Exactly reproduce each entry, leaving out nothing.

___ Supplied information

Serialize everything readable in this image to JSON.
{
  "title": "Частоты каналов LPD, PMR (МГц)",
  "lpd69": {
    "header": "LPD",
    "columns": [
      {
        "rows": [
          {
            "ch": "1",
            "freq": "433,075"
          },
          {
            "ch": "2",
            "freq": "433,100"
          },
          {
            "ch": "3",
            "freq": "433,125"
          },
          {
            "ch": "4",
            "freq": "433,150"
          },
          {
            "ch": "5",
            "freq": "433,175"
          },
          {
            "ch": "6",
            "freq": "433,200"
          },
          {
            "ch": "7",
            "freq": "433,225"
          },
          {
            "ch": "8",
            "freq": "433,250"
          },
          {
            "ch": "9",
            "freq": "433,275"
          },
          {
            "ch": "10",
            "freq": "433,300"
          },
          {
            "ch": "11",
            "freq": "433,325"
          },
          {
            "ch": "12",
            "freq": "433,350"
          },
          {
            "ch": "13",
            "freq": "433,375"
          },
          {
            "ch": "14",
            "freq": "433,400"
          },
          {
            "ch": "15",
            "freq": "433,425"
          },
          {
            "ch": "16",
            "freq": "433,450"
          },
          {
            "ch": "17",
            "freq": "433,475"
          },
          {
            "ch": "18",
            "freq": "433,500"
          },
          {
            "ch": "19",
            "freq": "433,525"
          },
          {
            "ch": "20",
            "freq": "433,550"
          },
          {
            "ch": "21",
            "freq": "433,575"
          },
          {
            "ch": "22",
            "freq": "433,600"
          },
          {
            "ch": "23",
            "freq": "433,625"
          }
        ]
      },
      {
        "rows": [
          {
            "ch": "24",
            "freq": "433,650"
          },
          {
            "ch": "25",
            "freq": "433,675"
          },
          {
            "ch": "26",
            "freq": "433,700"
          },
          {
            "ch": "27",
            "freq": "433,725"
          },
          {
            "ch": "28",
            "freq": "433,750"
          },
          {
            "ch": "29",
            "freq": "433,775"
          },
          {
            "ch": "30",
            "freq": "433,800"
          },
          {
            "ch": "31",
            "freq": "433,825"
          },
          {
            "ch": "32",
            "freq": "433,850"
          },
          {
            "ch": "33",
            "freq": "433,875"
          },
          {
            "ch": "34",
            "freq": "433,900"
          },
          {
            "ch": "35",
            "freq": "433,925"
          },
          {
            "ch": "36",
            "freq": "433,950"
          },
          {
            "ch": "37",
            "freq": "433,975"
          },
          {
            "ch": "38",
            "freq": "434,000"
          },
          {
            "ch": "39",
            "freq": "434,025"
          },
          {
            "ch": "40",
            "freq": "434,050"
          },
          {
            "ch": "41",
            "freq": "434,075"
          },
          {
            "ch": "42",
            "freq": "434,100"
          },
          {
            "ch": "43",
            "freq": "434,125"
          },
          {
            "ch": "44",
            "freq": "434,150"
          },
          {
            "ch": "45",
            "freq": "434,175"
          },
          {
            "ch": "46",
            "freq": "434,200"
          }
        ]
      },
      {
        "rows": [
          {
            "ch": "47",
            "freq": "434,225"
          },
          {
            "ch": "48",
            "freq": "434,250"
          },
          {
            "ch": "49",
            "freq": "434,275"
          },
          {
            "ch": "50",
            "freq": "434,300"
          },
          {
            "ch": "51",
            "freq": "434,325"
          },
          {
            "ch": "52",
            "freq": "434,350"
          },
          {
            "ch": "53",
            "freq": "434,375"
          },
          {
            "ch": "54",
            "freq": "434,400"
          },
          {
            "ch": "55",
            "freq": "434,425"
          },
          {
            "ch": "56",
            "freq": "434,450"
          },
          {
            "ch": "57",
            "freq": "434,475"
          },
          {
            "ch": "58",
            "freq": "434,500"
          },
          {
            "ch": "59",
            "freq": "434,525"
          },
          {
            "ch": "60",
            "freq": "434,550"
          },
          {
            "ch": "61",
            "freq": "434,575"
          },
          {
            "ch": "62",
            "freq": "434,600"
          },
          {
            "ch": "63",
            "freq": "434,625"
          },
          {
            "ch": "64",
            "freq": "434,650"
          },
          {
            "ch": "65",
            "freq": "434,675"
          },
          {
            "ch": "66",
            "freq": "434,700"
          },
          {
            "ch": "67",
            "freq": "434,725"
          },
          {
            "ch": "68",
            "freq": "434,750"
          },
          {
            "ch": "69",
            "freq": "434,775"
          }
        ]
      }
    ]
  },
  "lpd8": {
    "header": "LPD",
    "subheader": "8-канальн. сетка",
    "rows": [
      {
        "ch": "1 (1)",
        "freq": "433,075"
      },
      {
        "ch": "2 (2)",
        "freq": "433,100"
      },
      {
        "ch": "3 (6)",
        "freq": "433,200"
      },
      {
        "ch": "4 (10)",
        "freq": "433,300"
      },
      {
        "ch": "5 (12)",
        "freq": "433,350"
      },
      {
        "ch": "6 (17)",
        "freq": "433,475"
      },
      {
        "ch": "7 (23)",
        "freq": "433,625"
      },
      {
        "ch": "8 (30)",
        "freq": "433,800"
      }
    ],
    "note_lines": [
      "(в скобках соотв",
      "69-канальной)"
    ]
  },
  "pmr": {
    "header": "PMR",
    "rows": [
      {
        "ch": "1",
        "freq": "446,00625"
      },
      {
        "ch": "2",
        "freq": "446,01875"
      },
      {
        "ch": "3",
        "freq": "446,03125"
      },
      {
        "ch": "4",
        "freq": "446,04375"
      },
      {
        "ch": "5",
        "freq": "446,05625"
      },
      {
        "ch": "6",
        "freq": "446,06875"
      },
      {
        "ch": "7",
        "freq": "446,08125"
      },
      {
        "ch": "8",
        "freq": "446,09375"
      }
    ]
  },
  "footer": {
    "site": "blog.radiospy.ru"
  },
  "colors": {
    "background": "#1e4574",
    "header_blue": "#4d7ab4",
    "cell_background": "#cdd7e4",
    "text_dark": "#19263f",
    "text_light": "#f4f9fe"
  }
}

______

--- The result ---
Serialize everything readable in this image to JSON.
{
  "title": "Частоты каналов LPD, PMR (МГц)",
  "lpd69": {
    "header": "LPD",
    "columns": [
      {
        "rows": [
          {
            "ch": "1",
            "freq": "433,075"
          },
          {
            "ch": "2",
            "freq": "433,100"
          },
          {
            "ch": "3",
            "freq": "433,125"
          },
          {
            "ch": "4",
            "freq": "433,150"
          },
          {
            "ch": "5",
            "freq": "433,175"
          },
          {
            "ch": "6",
            "freq": "433,200"
          },
          {
            "ch": "7",
            "freq": "433,225"
          },
          {
            "ch": "8",
            "freq": "433,250"
          },
          {
            "ch": "9",
            "freq": "433,275"
          },
          {
            "ch": "10",
            "freq": "433,300"
          },
          {
            "ch": "11",
            "freq": "433,325"
          },
          {
            "ch": "12",
            "freq": "433,350"
          },
          {
            "ch": "13",
            "freq": "433,375"
          },
          {
            "ch": "14",
            "freq": "433,400"
          },
          {
            "ch": "15",
            "freq": "433,425"
          },
          {
            "ch": "16",
            "freq": "433,450"
          },
          {
            "ch": "17",
            "freq": "433,475"
          },
          {
            "ch": "18",
            "freq": "433,500"
          },
          {
            "ch": "19",
            "freq": "433,525"
          },
          {
            "ch": "20",
            "freq": "433,550"
          },
          {
            "ch": "21",
            "freq": "433,575"
          },
          {
            "ch": "22",
            "freq": "433,600"
          },
          {
            "ch": "23",
            "freq": "433,625"
          }
        ]
      },
      {
        "rows": [
          {
            "ch": "24",
            "freq": "433,650"
          },
          {
            "ch": "25",
            "freq": "433,675"
          },
          {
            "ch": "26",
            "freq": "433,700"
          },
          {
            "ch": "27",
            "freq": "433,725"
          },
          {
            "ch": "28",
            "freq": "433,750"
          },
          {
            "ch": "29",
            "freq": "433,775"
          },
          {
            "ch": "30",
            "freq": "433,800"
          },
          {
            "ch": "31",
            "freq": "433,825"
          },
          {
            "ch": "32",
            "freq": "433,850"
          },
          {
            "ch": "33",
            "freq": "433,875"
          },
          {
            "ch": "34",
            "freq": "433,900"
          },
          {
            "ch": "35",
            "freq": "433,925"
          },
          {
            "ch": "36",
            "freq": "433,950"
          },
          {
            "ch": "37",
            "freq": "433,975"
          },
          {
            "ch": "38",
            "freq": "434,000"
          },
          {
            "ch": "39",
            "freq": "434,025"
          },
          {
            "ch": "40",
            "freq": "434,050"
          },
          {
            "ch": "41",
            "freq": "434,075"
          },
          {
            "ch": "42",
            "freq": "434,100"
          },
          {
            "ch": "43",
            "freq": "434,125"
          },
          {
            "ch": "44",
            "freq": "434,150"
          },
          {
            "ch": "45",
            "freq": "434,175"
          },
          {
            "ch": "46",
            "freq": "434,200"
          }
        ]
      },
      {
        "rows": [
          {
            "ch": "47",
            "freq": "434,225"
          },
          {
            "ch": "48",
            "freq": "434,250"
          },
          {
            "ch": "49",
            "freq": "434,275"
          },
          {
            "ch": "50",
            "freq": "434,300"
          },
          {
            "ch": "51",
            "freq": "434,325"
          },
          {
            "ch": "52",
            "freq": "434,350"
          },
          {
            "ch": "53",
            "freq": "434,375"
          },
          {
            "ch": "54",
            "freq": "434,400"
          },
          {
            "ch": "55",
            "freq": "434,425"
          },
          {
            "ch": "56",
            "freq": "434,450"
          },
          {
            "ch": "57",
            "freq": "434,475"
          },
          {
            "ch": "58",
            "freq": "434,500"
          },
          {
            "ch": "59",
            "freq": "434,525"
          },
          {
            "ch": "60",
            "freq": "434,550"
          },
          {
            "ch": "61",
            "freq": "434,575"
          },
          {
            "ch": "62",
            "freq": "434,600"
          },
          {
            "ch": "63",
            "freq": "434,625"
          },
          {
            "ch": "64",
            "freq": "434,650"
          },
          {
            "ch": "65",
            "freq": "434,675"
          },
          {
            "ch": "66",
            "freq": "434,700"
          },
          {
            "ch": "67",
            "freq": "434,725"
          },
          {
            "ch": "68",
            "freq": "434,750"
          },
          {
            "ch": "69",
            "freq": "434,775"
          }
        ]
      }
    ]
  },
  "lpd8": {
    "header": "LPD",
    "subheader": "8-канальн. сетка",
    "rows": [
      {
        "ch": "1 (1)",
        "freq": "433,075"
      },
      {
        "ch": "2 (2)",
        "freq": "433,100"
      },
      {
        "ch": "3 (6)",
        "freq": "433,200"
      },
      {
        "ch": "4 (10)",
        "freq": "433,300"
      },
      {
        "ch": "5 (12)",
        "freq": "433,350"
      },
      {
        "ch": "6 (17)",
        "freq": "433,475"
      },
      {
        "ch": "7 (23)",
        "freq": "433,625"
      },
      {
        "ch": "8 (30)",
        "freq": "433,800"
      }
    ],
    "note_lines": [
      "(в скобках соотв",
      "69-канальной)"
    ]
  },
  "pmr": {
    "header": "PMR",
    "rows": [
      {
        "ch": "1",
        "freq": "446,00625"
      },
      {
        "ch": "2",
        "freq": "446,01875"
      },
      {
        "ch": "3",
        "freq": "446,03125"
      },
      {
        "ch": "4",
        "freq": "446,04375"
      },
      {
        "ch": "5",
        "freq": "446,05625"
      },
      {
        "ch": "6",
        "freq": "446,06875"
      },
      {
        "ch": "7",
        "freq": "446,08125"
      },
      {
        "ch": "8",
        "freq": "446,09375"
      }
    ]
  },
  "footer": {
    "site": "blog.radiospy.ru"
  },
  "colors": {
    "background": "#1e4574",
    "header_blue": "#4d7ab4",
    "cell_background": "#cdd7e4",
    "text_dark": "#19263f",
    "text_light": "#f4f9fe"
  }
}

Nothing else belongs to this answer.